### Set task
Write out the whole listing exactly as it stands.

### Data for this task
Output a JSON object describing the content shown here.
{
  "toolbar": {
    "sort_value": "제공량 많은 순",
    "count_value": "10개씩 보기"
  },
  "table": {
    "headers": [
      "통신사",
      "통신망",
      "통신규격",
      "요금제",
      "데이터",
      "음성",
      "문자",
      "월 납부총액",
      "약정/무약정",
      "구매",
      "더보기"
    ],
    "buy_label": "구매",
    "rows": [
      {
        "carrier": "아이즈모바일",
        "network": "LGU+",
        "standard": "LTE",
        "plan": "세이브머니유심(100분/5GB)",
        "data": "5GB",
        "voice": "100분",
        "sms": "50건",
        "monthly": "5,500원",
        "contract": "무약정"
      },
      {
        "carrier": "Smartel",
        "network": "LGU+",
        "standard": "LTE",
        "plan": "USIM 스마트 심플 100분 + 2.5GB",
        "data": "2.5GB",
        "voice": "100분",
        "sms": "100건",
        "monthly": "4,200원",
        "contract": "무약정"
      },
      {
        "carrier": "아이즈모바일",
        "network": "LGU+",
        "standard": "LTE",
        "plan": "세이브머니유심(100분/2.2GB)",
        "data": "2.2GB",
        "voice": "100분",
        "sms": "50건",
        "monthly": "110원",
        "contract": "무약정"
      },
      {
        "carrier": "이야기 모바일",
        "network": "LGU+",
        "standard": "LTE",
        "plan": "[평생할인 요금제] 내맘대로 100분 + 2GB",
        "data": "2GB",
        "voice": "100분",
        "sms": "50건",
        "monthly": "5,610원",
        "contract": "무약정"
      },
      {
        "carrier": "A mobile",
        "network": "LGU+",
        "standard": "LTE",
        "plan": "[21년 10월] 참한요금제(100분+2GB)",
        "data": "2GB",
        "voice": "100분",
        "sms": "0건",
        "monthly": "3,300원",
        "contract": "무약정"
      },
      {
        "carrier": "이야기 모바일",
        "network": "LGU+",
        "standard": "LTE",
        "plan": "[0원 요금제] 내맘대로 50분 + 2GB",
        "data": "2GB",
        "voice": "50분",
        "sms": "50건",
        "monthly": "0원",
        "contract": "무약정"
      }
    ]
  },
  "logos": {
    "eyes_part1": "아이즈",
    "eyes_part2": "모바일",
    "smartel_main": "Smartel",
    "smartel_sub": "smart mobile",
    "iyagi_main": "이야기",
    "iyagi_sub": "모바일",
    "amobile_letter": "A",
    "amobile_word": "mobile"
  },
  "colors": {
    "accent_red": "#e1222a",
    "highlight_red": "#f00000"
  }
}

### Complete answer
Output a JSON object describing the content shown here.
{
  "toolbar": {
    "sort_value": "제공량 많은 순",
    "count_value": "10개씩 보기"
  },
  "table": {
    "headers": [
      "통신사",
      "통신망",
      "통신규격",
      "요금제",
      "데이터",
      "음성",
      "문자",
      "월 납부총액",
      "약정/무약정",
      "구매",
      "더보기"
    ],
    "buy_label": "구매",
    "rows": [
      {
        "carrier": "아이즈모바일",
        "network": "LGU+",
        "standard": "LTE",
        "plan": "세이브머니유심(100분/5GB)",
        "data": "5GB",
        "voice": "100분",
        "sms": "50건",
        "monthly": "5,500원",
        "contract": "무약정"
      },
      {
        "carrier": "Smartel",
        "network": "LGU+",
        "standard": "LTE",
        "plan": "USIM 스마트 심플 100분 + 2.5GB",
        "data": "2.5GB",
        "voice": "100분",
        "sms": "100건",
        "monthly": "4,200원",
        "contract": "무약정"
      },
      {
        "carrier": "아이즈모바일",
        "network": "LGU+",
        "standard": "LTE",
        "plan": "세이브머니유심(100분/2.2GB)",
        "data": "2.2GB",
        "voice": "100분",
        "sms": "50건",
        "monthly": "110원",
        "contract": "무약정"
      },
      {
        "carrier": "이야기 모바일",
        "network": "LGU+",
        "standard": "LTE",
        "plan": "[평생할인 요금제] 내맘대로 100분 + 2GB",
        "data": "2GB",
        "voice": "100분",
        "sms": "50건",
        "monthly": "5,610원",
        "contract": "무약정"
      },
      {
        "carrier": "A mobile",
        "network": "LGU+",
        "standard": "LTE",
        "plan": "[21년 10월] 참한요금제(100분+2GB)",
        "data": "2GB",
        "voice": "100분",
        "sms": "0건",
        "monthly": "3,300원",
        "contract": "무약정"
      },
      {
        "carrier": "이야기 모바일",
        "network": "LGU+",
        "standard": "LTE",
        "plan": "[0원 요금제] 내맘대로 50분 + 2GB",
        "data": "2GB",
        "voice": "50분",
        "sms": "50건",
        "monthly": "0원",
        "contract": "무약정"
      }
    ]
  },
  "logos": {
    "eyes_part1": "아이즈",
    "eyes_part2": "모바일",
    "smartel_main": "Smartel",
    "smartel_sub": "smart mobile",
    "iyagi_main": "이야기",
    "iyagi_sub": "모바일",
    "amobile_letter": "A",
    "amobile_word": "mobile"
  },
  "colors": {
    "accent_red": "#e1222a",
    "highlight_red": "#f00000"
  }
}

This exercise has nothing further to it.